Directions -
Beneath this task is a listing; retype all of it exactly.

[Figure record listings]
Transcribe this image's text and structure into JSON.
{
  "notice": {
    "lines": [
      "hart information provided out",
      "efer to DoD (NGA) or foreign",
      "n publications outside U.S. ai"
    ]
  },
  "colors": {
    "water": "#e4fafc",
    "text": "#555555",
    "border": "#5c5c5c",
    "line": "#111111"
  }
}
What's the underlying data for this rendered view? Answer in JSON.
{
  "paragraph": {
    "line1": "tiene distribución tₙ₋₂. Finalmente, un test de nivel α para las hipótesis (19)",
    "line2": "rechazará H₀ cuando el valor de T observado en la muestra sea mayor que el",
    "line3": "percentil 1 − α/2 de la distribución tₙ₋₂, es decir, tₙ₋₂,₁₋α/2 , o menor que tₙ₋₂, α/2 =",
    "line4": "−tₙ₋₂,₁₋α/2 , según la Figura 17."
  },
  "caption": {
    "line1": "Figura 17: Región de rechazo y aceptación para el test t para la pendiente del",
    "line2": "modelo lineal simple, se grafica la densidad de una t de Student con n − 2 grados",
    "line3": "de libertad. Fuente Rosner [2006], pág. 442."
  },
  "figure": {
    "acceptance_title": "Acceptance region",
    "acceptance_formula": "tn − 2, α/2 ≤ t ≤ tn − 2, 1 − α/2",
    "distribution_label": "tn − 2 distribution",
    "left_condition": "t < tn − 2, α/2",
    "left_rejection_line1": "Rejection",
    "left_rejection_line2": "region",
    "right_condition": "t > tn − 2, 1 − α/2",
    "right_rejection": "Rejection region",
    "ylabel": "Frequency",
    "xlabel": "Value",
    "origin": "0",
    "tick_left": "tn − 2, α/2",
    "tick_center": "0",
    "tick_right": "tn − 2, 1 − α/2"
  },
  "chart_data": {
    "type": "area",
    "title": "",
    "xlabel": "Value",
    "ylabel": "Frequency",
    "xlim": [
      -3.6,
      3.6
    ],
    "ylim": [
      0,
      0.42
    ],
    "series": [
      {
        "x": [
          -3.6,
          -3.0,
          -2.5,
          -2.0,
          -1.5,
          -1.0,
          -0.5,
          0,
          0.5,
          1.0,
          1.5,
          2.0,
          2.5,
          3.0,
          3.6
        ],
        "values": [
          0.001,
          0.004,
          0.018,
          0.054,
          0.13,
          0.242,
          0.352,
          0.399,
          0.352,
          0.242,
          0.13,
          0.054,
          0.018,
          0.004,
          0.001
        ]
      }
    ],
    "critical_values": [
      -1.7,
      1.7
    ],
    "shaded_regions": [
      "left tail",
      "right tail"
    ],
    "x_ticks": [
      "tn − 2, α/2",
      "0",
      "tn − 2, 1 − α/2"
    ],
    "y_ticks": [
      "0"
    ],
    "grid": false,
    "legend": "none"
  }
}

Exercise response -
Transcribe this image's text and structure into JSON.
{
  "notice": {
    "lines": [
      "hart information provided out",
      "efer to DoD (NGA) or foreign",
      "n publications outside U.S. ai"
    ]
  },
  "colors": {
    "water": "#e4fafc",
    "text": "#555555",
    "border": "#5c5c5c",
    "line": "#111111"
  }
}
What's the underlying data for this rendered view? Answer in JSON.
{
  "paragraph": {
    "line1": "tiene distribución tₙ₋₂. Finalmente, un test de nivel α para las hipótesis (19)",
    "line2": "rechazará H₀ cuando el valor de T observado en la muestra sea mayor que el",
    "line3": "percentil 1 − α/2 de la distribución tₙ₋₂, es decir, tₙ₋₂,₁₋α/2 , o menor que tₙ₋₂, α/2 =",
    "line4": "−tₙ₋₂,₁₋α/2 , según la Figura 17."
  },
  "caption": {
    "line1": "Figura 17: Región de rechazo y aceptación para el test t para la pendiente del",
    "line2": "modelo lineal simple, se grafica la densidad de una t de Student con n − 2 grados",
    "line3": "de libertad. Fuente Rosner [2006], pág. 442."
  },
  "figure": {
    "acceptance_title": "Acceptance region",
    "acceptance_formula": "tn − 2, α/2 ≤ t ≤ tn − 2, 1 − α/2",
    "distribution_label": "tn − 2 distribution",
    "left_condition": "t < tn − 2, α/2",
    "left_rejection_line1": "Rejection",
    "left_rejection_line2": "region",
    "right_condition": "t > tn − 2, 1 − α/2",
    "right_rejection": "Rejection region",
    "ylabel": "Frequency",
    "xlabel": "Value",
    "origin": "0",
    "tick_left": "tn − 2, α/2",
    "tick_center": "0",
    "tick_right": "tn − 2, 1 − α/2"
  },
  "chart_data": {
    "type": "area",
    "title": "",
    "xlabel": "Value",
    "ylabel": "Frequency",
    "xlim": [
      -3.6,
      3.6
    ],
    "ylim": [
      0,
      0.42
    ],
    "series": [
      {
        "x": [
          -3.6,
          -3.0,
          -2.5,
          -2.0,
          -1.5,
          -1.0,
          -0.5,
          0,
          0.5,
          1.0,
          1.5,
          2.0,
          2.5,
          3.0,
          3.6
        ],
        "values": [
          0.001,
          0.004,
          0.018,
          0.054,
          0.13,
          0.242,
          0.352,
          0.399,
          0.352,
          0.242,
          0.13,
          0.054,
          0.018,
          0.004,
          0.001
        ]
      }
    ],
    "critical_values": [
      -1.7,
      1.7
    ],
    "shaded_regions": [
      "left tail",
      "right tail"
    ],
    "x_ticks": [
      "tn − 2, α/2",
      "0",
      "tn − 2, 1 − α/2"
    ],
    "y_ticks": [
      "0"
    ],
    "grid": false,
    "legend": "none"
  }
}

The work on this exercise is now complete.